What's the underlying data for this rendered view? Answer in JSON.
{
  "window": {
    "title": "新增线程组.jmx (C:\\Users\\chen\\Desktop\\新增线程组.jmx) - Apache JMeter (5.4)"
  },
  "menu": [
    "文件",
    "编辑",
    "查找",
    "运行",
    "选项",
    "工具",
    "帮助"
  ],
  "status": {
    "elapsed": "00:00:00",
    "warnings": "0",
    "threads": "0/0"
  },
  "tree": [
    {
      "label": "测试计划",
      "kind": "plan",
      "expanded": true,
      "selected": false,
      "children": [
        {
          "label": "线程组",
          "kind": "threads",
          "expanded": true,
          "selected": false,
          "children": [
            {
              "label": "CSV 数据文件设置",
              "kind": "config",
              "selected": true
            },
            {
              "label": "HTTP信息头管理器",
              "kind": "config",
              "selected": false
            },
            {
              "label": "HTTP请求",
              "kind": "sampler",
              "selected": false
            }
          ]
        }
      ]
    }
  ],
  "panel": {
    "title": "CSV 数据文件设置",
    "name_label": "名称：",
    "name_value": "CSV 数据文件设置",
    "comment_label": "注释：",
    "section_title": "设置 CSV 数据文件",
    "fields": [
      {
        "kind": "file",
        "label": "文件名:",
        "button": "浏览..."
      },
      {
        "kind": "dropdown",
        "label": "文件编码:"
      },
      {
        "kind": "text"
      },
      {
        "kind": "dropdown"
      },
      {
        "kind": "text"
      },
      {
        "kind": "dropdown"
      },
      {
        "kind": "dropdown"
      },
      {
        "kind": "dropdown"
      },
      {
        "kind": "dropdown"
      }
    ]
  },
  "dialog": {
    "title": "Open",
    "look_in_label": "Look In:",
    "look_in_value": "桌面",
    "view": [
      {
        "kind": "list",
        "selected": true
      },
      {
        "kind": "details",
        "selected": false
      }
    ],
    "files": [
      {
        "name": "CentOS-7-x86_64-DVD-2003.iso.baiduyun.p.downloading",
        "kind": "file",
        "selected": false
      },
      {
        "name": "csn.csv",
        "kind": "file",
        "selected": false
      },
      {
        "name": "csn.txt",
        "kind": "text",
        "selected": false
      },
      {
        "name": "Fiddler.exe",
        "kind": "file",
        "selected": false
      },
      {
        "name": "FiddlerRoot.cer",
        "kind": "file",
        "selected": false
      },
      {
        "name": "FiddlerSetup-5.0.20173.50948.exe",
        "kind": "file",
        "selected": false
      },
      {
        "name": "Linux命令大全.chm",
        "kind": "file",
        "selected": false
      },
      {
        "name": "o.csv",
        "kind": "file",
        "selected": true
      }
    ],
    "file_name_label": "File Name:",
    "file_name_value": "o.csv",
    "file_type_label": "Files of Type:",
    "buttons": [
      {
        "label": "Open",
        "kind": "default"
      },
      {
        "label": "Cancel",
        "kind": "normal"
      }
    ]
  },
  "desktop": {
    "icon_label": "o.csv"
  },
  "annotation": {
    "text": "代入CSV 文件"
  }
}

— The exercise —
Reply with one number: the count of lines in the entries that include the word "text".

— Solved problem —
4